*** Available data ***

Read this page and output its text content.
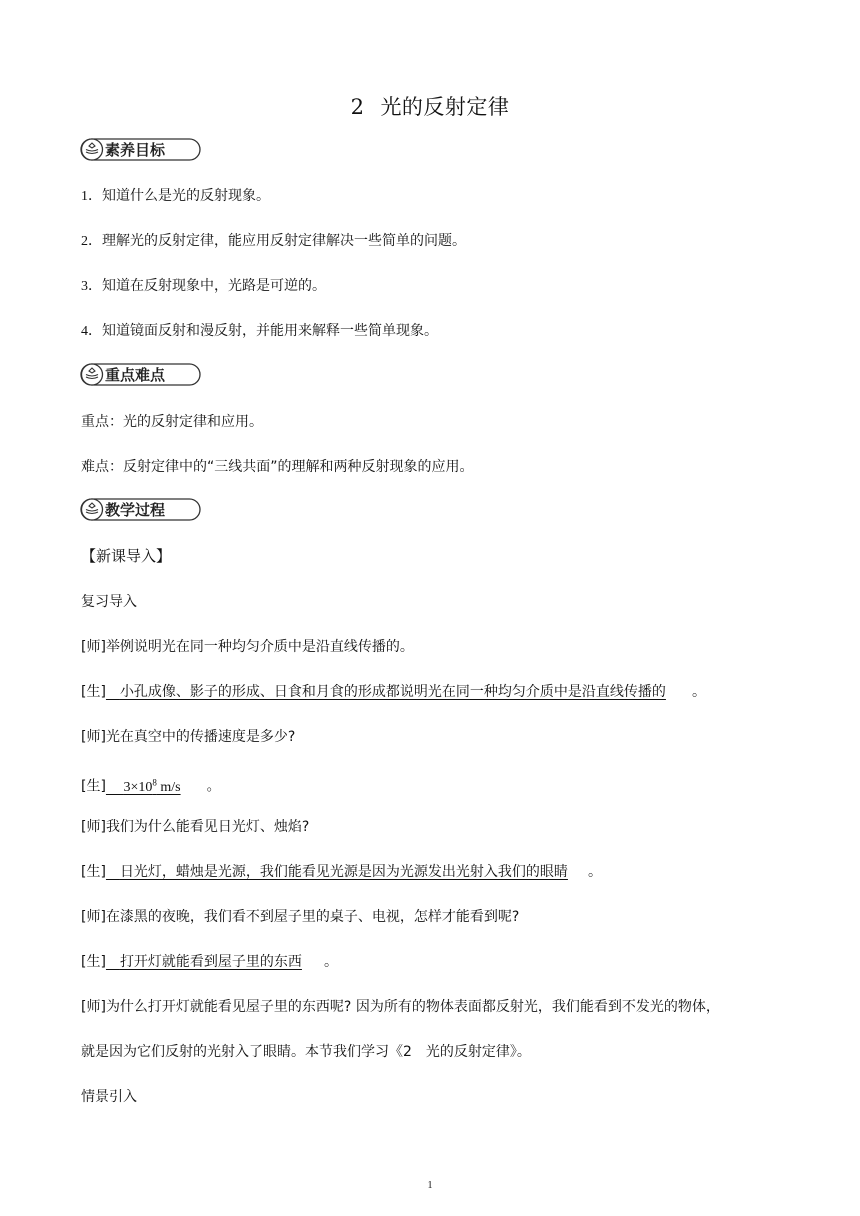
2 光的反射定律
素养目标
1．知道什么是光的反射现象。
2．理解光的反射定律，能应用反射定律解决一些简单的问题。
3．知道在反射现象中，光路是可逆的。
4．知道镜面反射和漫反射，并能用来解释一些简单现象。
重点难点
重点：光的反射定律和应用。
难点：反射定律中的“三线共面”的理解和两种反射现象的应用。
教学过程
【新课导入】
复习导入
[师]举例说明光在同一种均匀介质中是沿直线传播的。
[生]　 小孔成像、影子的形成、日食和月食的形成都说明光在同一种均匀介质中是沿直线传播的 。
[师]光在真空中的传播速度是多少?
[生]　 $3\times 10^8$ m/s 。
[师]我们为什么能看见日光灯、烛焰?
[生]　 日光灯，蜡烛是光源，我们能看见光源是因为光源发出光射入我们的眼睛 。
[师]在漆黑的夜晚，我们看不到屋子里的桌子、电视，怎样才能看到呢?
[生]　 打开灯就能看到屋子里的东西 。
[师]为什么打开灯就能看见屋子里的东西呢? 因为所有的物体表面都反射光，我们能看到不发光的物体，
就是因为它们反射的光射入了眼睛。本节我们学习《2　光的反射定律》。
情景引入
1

***
*** Available data ***

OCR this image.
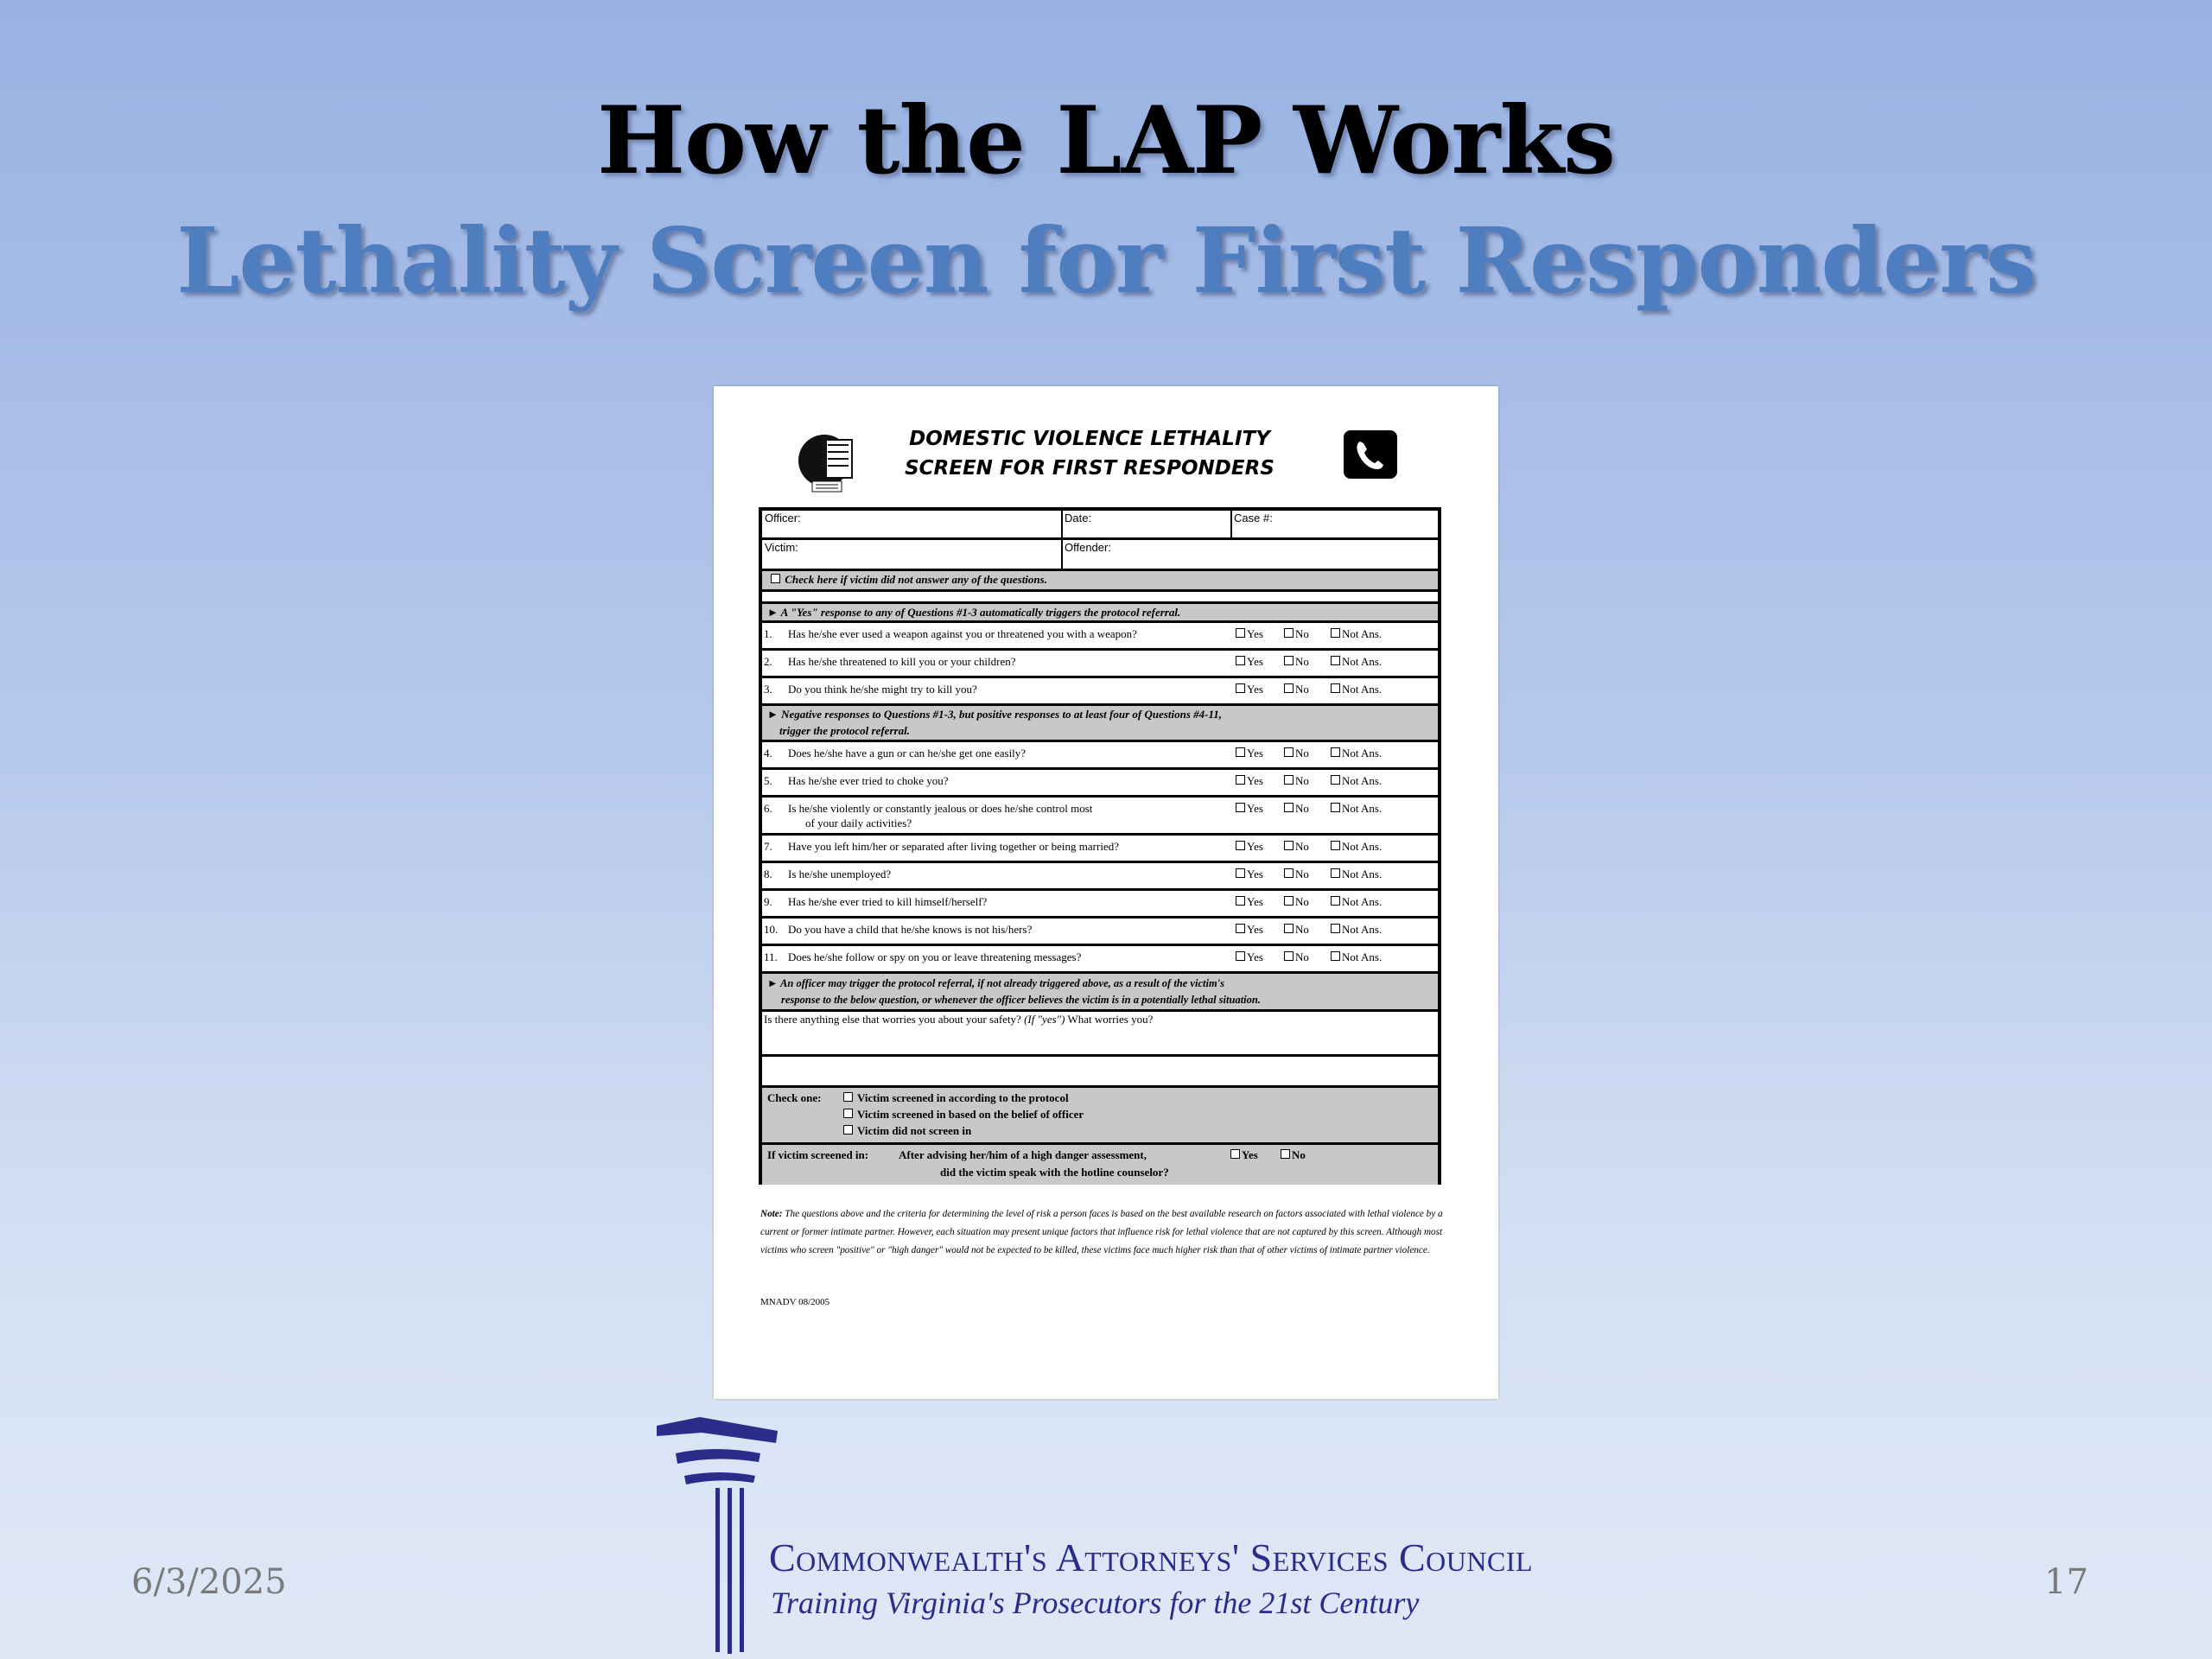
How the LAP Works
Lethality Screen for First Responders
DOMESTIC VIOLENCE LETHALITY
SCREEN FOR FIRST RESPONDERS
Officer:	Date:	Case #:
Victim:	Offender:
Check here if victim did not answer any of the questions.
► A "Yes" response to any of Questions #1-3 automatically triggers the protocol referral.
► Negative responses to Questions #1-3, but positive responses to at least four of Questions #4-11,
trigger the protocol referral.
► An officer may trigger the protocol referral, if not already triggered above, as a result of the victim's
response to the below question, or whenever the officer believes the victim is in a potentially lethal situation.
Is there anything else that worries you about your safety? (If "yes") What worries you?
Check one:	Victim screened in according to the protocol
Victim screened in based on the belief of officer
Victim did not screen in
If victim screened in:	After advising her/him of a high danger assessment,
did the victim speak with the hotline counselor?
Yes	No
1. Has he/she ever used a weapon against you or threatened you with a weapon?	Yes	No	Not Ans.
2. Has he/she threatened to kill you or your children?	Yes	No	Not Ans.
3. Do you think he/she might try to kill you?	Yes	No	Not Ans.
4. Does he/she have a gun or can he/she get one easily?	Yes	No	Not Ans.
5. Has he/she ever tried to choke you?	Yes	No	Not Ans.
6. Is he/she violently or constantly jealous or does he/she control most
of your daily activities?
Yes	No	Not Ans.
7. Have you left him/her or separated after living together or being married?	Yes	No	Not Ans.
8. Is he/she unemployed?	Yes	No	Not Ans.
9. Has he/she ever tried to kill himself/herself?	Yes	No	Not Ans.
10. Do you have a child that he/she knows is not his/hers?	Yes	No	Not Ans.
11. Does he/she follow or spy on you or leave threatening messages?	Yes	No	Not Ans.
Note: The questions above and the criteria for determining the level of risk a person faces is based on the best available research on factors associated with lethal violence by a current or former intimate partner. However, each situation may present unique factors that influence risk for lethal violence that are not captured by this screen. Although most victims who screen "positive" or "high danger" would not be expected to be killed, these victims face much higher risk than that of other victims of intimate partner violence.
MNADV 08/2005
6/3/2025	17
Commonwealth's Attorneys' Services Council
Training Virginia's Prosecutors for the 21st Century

***
*** Available data ***

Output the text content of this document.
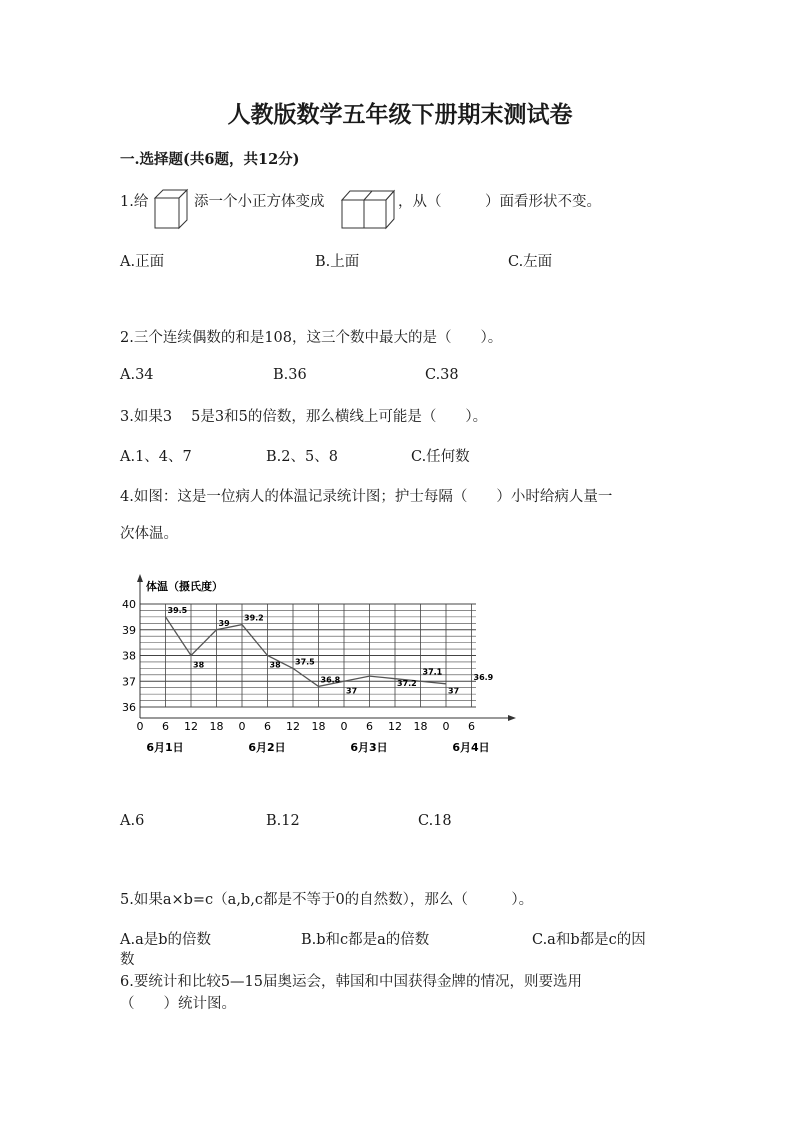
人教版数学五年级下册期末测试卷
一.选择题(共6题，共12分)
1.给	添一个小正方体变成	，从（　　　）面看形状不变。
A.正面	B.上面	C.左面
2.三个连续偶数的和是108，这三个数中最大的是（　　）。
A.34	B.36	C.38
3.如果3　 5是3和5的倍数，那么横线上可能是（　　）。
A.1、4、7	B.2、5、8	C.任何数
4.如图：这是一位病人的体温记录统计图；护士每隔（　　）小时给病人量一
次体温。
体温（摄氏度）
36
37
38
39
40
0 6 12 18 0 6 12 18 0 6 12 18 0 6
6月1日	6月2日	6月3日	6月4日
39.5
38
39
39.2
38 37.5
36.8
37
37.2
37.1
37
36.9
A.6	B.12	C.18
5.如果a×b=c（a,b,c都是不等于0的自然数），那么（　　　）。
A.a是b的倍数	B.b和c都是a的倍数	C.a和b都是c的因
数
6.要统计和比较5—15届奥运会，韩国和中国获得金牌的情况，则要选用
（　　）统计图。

***

Copy each line above containing the string "threatened".

▶ _Exercise output_
1. Has he/she ever used a weapon against you or threatened you with a weapon?	Yes	No	Not Ans.
2. Has he/she threatened to kill you or your children?	Yes	No	Not Ans.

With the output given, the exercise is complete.